WHAT YOU WILL DO —
Examine each line of the data. Copy those that contain the string "title".

EXERCISE INPUT —
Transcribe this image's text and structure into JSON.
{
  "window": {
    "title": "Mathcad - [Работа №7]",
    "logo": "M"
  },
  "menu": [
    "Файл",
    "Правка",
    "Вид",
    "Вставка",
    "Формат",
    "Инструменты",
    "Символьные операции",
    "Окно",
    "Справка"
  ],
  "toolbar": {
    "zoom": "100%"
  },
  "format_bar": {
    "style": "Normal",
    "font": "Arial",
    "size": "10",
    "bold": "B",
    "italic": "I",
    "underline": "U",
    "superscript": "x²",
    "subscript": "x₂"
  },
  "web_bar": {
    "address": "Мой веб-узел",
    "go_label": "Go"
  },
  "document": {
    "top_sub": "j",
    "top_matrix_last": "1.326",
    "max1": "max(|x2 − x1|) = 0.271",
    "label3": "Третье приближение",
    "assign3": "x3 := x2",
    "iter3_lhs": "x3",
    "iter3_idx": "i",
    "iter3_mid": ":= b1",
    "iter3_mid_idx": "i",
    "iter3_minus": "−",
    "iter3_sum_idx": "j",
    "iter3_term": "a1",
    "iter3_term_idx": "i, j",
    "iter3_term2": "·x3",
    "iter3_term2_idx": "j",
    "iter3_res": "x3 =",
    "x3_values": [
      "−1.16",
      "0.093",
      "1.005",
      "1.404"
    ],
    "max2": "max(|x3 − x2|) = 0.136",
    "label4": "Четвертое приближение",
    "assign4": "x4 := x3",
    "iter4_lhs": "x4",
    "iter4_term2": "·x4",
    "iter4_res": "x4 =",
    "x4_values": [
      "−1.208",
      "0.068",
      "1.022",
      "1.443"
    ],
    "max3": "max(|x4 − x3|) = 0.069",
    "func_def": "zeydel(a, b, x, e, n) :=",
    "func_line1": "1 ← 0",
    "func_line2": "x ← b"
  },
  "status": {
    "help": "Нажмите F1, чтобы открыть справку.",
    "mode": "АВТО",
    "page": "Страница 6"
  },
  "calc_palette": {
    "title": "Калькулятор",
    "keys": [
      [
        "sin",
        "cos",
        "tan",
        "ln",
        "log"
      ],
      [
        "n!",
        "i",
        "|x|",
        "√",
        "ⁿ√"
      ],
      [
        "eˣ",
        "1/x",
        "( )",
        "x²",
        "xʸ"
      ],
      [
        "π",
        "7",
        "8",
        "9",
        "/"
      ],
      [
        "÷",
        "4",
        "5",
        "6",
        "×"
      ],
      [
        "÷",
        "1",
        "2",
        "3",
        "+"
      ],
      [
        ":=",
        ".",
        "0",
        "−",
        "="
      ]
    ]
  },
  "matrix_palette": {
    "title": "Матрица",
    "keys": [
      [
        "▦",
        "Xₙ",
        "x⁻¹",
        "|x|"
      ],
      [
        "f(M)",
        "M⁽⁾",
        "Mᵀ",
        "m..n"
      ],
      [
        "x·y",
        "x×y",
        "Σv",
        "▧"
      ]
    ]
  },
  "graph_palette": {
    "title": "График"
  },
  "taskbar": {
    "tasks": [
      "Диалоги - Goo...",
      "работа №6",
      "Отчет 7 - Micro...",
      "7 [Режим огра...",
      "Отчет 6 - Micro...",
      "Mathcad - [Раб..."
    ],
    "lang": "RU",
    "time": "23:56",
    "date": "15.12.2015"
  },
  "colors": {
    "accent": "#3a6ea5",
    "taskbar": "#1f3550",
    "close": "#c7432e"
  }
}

RESULT OF THE EXERCISE —
    "title": "Mathcad - [Работа №7]",
    "title": "Калькулятор",
    "title": "Матрица",
    "title": "График"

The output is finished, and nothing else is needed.